— BEGIN —

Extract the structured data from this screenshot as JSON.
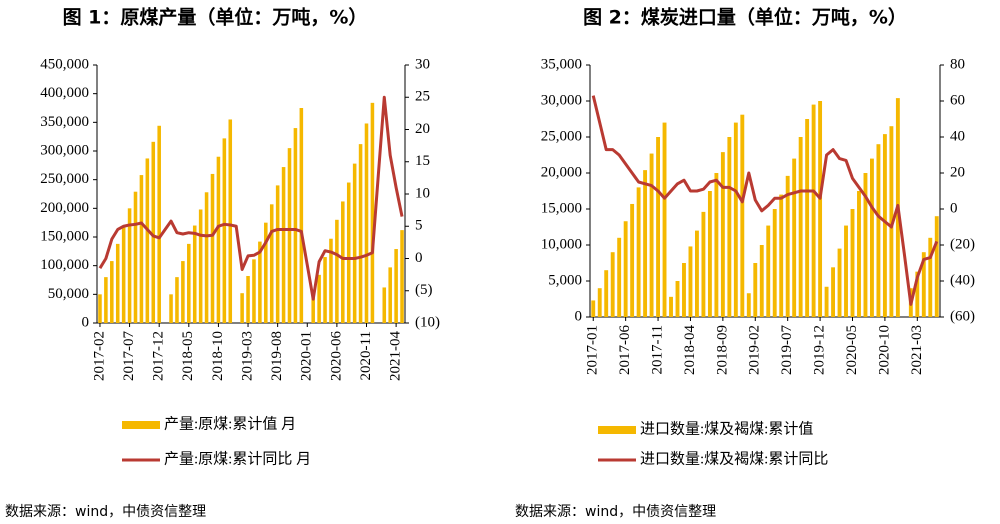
{
  "chart_data": [
    {
      "type": "combo",
      "title": "图 1：原煤产量（单位：万吨，%）",
      "categories": [
        "2017-02",
        null,
        null,
        null,
        null,
        "2017-07",
        null,
        null,
        null,
        null,
        "2017-12",
        null,
        null,
        null,
        null,
        "2018-05",
        null,
        null,
        null,
        null,
        "2018-10",
        null,
        null,
        null,
        null,
        "2019-03",
        null,
        null,
        null,
        null,
        "2019-08",
        null,
        null,
        null,
        null,
        "2020-01",
        null,
        null,
        null,
        null,
        "2020-06",
        null,
        null,
        null,
        null,
        "2020-11",
        null,
        null,
        null,
        null,
        "2021-04",
        null
      ],
      "series": [
        {
          "name": "产量:原煤:累计值 月",
          "kind": "bar",
          "color": "#f5b800",
          "values": [
            50000,
            80000,
            108000,
            138000,
            170000,
            200000,
            229000,
            258000,
            287000,
            316000,
            344000,
            null,
            50000,
            80000,
            108000,
            138000,
            170000,
            198000,
            228000,
            260000,
            290000,
            322000,
            355000,
            null,
            52000,
            82000,
            111000,
            142000,
            175000,
            207000,
            240000,
            272000,
            305000,
            340000,
            375000,
            null,
            54000,
            84000,
            115000,
            147000,
            180000,
            212000,
            245000,
            278000,
            312000,
            348000,
            384000,
            null,
            62000,
            97000,
            129000,
            162000
          ]
        },
        {
          "name": "产量:原煤:累计同比 月",
          "kind": "line",
          "axis": "y2",
          "color": "#b93a32",
          "values": [
            -1.5,
            0,
            3,
            4.5,
            5,
            5.2,
            5.3,
            5.5,
            4.5,
            3.5,
            3.2,
            4.5,
            5.8,
            4,
            3.8,
            4,
            3.9,
            3.6,
            3.5,
            3.6,
            5,
            5.3,
            5.2,
            5,
            -1.7,
            0.4,
            0.5,
            1,
            2.5,
            4.2,
            4.5,
            4.5,
            4.5,
            4.5,
            4.2,
            -1,
            -6.3,
            -0.5,
            1.2,
            1,
            0.6,
            0,
            0,
            0,
            0.2,
            0.5,
            0.9,
            13,
            25,
            16,
            11,
            6.5
          ]
        }
      ],
      "ylim": [
        0,
        450000
      ],
      "yticks": [
        0,
        {
          "value": 50000,
          "label": "50,000"
        },
        {
          "value": 100000,
          "label": "100,000"
        },
        {
          "value": 150000,
          "label": "150,000"
        },
        {
          "value": 200000,
          "label": "200,000"
        },
        {
          "value": 250000,
          "label": "250,000"
        },
        {
          "value": 300000,
          "label": "300,000"
        },
        {
          "value": 350000,
          "label": "350,000"
        },
        {
          "value": 400000,
          "label": "400,000"
        },
        {
          "value": 450000,
          "label": "450,000"
        }
      ],
      "y2lim": [
        -10,
        30
      ],
      "y2ticks": [
        {
          "value": -10,
          "label": "(10)"
        },
        {
          "value": -5,
          "label": "(5)"
        },
        0,
        5,
        10,
        15,
        20,
        25,
        30
      ],
      "negative_tick_color": "#e00000",
      "source": "数据来源：wind，中债资信整理"
    },
    {
      "type": "combo",
      "title": "图 2：煤炭进口量（单位：万吨，%）",
      "categories": [
        "2017-01",
        null,
        null,
        null,
        null,
        "2017-06",
        null,
        null,
        null,
        null,
        "2017-11",
        null,
        null,
        null,
        null,
        "2018-04",
        null,
        null,
        null,
        null,
        "2018-09",
        null,
        null,
        null,
        null,
        "2019-02",
        null,
        null,
        null,
        null,
        "2019-07",
        null,
        null,
        null,
        null,
        "2019-12",
        null,
        null,
        null,
        null,
        "2020-05",
        null,
        null,
        null,
        null,
        "2020-10",
        null,
        null,
        null,
        null,
        "2021-03",
        null,
        null,
        null
      ],
      "series": [
        {
          "name": "进口数量:煤及褐煤:累计值",
          "kind": "bar",
          "color": "#f5b800",
          "values": [
            2300,
            4000,
            6500,
            9000,
            11000,
            13300,
            15700,
            18000,
            20400,
            22700,
            25000,
            27000,
            2800,
            5000,
            7500,
            9800,
            12000,
            14600,
            17500,
            20000,
            22900,
            25000,
            27000,
            28100,
            3300,
            7500,
            10000,
            12700,
            15000,
            17000,
            19600,
            22000,
            25000,
            27500,
            29500,
            30000,
            4200,
            6900,
            9500,
            12700,
            15000,
            17500,
            20000,
            22000,
            24000,
            25400,
            26500,
            30400,
            null,
            4000,
            6300,
            9000,
            11000,
            14000
          ]
        },
        {
          "name": "进口数量:煤及褐煤:累计同比",
          "kind": "line",
          "axis": "y2",
          "color": "#b93a32",
          "values": [
            63,
            48,
            33,
            33,
            30,
            25,
            20,
            15,
            14,
            13,
            10,
            6,
            10,
            14,
            16,
            10,
            10,
            11,
            15,
            16,
            12,
            12,
            10,
            4,
            20,
            5,
            -1,
            2,
            6,
            6,
            8,
            9,
            10,
            10,
            10,
            6,
            30,
            33,
            28,
            27,
            17,
            12,
            7,
            1,
            -4,
            -7,
            -10,
            2,
            -25,
            -53,
            -38,
            -28,
            -27,
            -18
          ]
        }
      ],
      "ylim": [
        0,
        35000
      ],
      "yticks": [
        0,
        {
          "value": 5000,
          "label": "5,000"
        },
        {
          "value": 10000,
          "label": "10,000"
        },
        {
          "value": 15000,
          "label": "15,000"
        },
        {
          "value": 20000,
          "label": "20,000"
        },
        {
          "value": 25000,
          "label": "25,000"
        },
        {
          "value": 30000,
          "label": "30,000"
        },
        {
          "value": 35000,
          "label": "35,000"
        }
      ],
      "y2lim": [
        -60,
        80
      ],
      "y2ticks": [
        {
          "value": -60,
          "label": "(60)"
        },
        {
          "value": -40,
          "label": "(40)"
        },
        {
          "value": -20,
          "label": "(20)"
        },
        0,
        20,
        40,
        60,
        80
      ],
      "negative_tick_color": "#e00000",
      "source": "数据来源：wind，中债资信整理"
    }
  ]
}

— END —

• _DIRECTIONS_: Copy each line of the entries that includes the word "title".

• _WRITTEN REPLY_:
      "title": "图 1：原煤产量（单位：万吨，%）",
      "title": "图 2：煤炭进口量（单位：万吨，%）",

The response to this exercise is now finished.